--- To do ---
Check each line of the data below for the word "opasnost", then extract the ones that have it.

--- Working data ---
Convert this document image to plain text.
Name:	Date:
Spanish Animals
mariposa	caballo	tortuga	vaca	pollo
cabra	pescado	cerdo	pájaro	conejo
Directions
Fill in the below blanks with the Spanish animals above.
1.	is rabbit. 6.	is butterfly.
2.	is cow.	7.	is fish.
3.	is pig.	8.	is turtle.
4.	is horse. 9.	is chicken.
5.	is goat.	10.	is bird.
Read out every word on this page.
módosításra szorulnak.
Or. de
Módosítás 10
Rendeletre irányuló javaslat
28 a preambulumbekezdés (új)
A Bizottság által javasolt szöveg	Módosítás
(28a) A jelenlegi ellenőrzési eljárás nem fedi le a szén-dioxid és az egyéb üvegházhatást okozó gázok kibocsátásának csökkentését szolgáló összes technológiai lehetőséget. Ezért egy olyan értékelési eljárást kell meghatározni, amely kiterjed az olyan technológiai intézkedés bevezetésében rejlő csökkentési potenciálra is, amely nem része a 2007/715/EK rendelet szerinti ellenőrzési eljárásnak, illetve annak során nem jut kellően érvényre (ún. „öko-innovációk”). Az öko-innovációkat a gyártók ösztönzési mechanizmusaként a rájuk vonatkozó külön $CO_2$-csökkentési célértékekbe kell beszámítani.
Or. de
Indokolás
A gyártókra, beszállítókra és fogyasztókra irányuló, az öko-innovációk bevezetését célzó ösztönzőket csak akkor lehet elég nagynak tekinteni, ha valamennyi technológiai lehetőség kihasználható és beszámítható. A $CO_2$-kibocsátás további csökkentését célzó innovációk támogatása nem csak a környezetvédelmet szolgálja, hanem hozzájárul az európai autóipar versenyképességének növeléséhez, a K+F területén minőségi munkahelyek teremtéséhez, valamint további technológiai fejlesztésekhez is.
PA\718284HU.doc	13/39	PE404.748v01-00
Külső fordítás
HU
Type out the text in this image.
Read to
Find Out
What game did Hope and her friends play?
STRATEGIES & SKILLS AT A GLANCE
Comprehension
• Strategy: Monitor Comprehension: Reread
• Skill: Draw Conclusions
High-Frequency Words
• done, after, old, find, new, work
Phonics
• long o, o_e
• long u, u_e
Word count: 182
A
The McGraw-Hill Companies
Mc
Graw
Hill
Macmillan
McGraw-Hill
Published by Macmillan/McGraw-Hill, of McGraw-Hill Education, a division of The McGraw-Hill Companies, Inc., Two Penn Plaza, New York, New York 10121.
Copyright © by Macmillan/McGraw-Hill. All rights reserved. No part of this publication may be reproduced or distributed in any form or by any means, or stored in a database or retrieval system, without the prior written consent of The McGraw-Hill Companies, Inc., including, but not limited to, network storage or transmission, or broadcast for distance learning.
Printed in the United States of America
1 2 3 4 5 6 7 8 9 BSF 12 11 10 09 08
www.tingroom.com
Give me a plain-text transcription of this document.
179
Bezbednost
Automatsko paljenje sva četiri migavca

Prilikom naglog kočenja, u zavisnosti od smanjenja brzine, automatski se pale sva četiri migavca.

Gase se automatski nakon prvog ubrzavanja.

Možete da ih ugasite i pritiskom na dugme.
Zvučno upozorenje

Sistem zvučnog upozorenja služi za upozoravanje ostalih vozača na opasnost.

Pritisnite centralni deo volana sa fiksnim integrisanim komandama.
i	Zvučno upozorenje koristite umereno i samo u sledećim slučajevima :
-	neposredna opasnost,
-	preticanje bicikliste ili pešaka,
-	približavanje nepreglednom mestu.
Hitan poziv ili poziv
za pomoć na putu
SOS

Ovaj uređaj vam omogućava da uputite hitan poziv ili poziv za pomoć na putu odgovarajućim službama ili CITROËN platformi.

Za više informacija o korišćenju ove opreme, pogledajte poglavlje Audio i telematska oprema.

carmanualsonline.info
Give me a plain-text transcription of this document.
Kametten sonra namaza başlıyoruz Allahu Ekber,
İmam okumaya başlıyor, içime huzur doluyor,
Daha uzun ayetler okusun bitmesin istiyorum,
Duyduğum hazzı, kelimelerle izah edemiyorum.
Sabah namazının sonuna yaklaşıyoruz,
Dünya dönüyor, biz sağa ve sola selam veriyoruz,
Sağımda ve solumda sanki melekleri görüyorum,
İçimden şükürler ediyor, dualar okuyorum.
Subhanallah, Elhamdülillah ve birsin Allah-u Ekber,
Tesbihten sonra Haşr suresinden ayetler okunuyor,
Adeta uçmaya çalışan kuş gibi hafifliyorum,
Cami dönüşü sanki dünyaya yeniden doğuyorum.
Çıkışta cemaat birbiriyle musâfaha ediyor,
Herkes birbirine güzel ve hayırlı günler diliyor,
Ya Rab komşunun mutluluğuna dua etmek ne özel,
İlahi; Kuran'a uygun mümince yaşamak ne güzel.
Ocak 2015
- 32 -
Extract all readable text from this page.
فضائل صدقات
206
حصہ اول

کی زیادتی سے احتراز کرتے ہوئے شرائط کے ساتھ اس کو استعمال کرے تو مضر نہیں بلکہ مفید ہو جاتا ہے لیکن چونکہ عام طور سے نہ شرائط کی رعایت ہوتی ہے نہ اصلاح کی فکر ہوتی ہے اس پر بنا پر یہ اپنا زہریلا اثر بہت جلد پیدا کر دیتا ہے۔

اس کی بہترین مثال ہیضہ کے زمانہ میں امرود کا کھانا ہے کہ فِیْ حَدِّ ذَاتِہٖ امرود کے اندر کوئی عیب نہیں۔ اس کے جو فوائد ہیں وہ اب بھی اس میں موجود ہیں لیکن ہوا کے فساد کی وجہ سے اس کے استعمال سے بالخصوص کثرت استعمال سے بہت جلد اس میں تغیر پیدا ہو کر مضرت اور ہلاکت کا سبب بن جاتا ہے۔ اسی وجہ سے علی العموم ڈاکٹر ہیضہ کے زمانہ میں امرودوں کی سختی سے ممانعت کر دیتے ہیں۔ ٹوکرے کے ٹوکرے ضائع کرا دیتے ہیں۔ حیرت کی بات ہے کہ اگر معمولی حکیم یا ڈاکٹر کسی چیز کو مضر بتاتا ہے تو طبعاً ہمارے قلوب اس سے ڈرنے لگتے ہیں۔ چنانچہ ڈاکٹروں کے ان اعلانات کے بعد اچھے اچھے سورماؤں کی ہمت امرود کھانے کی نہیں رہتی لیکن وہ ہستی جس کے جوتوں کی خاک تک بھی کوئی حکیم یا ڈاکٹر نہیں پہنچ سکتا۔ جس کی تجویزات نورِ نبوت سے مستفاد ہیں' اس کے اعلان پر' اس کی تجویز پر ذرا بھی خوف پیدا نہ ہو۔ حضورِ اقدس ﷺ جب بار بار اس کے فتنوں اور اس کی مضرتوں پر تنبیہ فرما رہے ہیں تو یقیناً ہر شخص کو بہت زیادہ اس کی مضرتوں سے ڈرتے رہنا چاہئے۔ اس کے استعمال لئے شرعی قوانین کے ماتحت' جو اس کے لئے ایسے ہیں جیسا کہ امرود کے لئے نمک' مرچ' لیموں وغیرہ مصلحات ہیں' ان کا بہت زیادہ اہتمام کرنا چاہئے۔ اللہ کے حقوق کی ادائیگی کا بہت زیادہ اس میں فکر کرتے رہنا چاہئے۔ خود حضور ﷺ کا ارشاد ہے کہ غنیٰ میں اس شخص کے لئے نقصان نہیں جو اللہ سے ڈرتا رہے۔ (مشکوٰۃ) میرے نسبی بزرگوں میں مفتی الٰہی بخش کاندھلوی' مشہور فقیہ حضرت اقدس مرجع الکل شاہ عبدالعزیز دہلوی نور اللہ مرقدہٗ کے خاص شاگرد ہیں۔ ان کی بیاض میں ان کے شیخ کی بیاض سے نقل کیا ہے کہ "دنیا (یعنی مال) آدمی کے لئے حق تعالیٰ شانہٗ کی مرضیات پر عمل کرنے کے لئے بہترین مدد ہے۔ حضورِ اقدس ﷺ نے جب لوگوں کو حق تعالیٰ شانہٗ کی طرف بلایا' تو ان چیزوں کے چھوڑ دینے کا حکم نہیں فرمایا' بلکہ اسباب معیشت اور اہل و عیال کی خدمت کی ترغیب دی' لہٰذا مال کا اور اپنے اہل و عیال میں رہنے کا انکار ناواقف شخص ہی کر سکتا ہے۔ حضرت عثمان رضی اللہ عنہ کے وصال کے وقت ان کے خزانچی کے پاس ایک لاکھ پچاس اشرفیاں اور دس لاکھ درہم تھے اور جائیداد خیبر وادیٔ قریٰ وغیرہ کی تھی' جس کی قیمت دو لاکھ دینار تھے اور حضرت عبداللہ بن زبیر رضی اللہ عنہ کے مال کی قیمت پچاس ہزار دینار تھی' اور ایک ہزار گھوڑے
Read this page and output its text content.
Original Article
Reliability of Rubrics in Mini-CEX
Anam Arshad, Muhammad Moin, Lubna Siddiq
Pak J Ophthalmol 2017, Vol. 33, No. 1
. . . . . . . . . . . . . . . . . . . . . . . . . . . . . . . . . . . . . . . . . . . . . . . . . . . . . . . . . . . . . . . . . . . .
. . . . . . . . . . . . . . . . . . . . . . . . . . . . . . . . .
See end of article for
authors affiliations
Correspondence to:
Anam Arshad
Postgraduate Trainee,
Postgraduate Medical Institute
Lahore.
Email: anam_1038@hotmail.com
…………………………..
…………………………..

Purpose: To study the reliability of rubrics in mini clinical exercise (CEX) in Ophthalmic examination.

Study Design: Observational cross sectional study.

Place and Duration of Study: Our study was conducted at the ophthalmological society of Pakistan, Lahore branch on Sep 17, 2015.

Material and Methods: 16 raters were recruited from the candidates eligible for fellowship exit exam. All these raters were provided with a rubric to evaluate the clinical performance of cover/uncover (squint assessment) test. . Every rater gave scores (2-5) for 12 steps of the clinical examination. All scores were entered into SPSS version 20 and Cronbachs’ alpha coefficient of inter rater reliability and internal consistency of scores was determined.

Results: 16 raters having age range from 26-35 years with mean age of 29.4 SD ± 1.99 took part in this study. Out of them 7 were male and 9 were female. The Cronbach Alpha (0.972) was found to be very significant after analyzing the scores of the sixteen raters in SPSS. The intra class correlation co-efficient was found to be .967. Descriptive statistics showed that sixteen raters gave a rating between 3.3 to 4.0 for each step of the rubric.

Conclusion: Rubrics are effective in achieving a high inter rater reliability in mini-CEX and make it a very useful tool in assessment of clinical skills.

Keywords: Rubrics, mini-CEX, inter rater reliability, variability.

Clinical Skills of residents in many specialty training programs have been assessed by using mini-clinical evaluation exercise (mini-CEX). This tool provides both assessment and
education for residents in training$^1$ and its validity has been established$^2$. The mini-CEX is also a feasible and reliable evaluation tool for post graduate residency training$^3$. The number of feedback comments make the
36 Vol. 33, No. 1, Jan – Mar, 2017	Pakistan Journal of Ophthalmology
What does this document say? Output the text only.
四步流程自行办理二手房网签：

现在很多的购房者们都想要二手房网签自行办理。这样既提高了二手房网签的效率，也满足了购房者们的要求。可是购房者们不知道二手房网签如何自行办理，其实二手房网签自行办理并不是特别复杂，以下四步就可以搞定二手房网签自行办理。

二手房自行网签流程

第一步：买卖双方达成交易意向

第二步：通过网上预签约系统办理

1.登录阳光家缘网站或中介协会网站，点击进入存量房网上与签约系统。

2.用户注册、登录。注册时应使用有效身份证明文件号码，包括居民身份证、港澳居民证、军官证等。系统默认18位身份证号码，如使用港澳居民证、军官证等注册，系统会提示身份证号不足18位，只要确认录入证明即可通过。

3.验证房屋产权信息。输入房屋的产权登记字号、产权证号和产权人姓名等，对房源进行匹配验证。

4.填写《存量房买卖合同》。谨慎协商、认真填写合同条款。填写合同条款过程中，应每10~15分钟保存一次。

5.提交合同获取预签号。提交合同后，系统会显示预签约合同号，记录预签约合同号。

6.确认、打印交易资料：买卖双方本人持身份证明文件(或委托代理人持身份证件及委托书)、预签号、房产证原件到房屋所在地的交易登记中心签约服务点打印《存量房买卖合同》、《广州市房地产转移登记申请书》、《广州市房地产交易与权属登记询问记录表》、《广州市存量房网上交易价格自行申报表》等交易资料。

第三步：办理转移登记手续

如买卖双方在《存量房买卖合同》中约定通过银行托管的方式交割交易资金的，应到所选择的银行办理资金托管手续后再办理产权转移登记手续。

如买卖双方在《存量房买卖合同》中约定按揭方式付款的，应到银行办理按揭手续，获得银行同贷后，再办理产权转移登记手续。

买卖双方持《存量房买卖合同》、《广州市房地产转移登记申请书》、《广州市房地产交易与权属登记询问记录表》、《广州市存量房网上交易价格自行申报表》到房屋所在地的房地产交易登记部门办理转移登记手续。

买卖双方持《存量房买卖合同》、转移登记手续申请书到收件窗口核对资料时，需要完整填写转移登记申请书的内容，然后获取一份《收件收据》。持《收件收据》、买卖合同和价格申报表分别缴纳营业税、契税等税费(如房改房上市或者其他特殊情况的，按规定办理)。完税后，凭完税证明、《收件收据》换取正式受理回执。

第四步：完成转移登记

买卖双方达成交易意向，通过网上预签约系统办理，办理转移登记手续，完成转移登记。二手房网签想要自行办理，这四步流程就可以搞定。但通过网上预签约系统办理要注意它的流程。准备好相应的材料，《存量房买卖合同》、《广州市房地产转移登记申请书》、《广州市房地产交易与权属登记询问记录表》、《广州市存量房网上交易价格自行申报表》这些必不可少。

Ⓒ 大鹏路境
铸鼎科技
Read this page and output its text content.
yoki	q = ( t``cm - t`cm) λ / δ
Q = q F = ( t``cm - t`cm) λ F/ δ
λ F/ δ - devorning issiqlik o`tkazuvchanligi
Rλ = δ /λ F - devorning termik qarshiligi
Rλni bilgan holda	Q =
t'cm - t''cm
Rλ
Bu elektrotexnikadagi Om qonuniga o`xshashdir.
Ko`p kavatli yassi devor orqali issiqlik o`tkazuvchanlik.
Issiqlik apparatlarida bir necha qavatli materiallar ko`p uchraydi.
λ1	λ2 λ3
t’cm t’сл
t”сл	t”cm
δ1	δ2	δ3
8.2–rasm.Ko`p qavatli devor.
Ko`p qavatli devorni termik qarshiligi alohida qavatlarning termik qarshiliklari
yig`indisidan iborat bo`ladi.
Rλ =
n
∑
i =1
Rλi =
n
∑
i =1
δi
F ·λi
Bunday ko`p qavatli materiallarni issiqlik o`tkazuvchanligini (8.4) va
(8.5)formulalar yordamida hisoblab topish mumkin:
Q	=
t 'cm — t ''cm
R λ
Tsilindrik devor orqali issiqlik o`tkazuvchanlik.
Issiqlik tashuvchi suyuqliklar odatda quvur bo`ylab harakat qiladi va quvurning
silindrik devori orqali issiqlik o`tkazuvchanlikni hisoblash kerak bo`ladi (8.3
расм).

--- Complete response ---
Sistem zvučnog upozorenja služi za upozoravanje ostalih vozača na opasnost.
-	neposredna opasnost,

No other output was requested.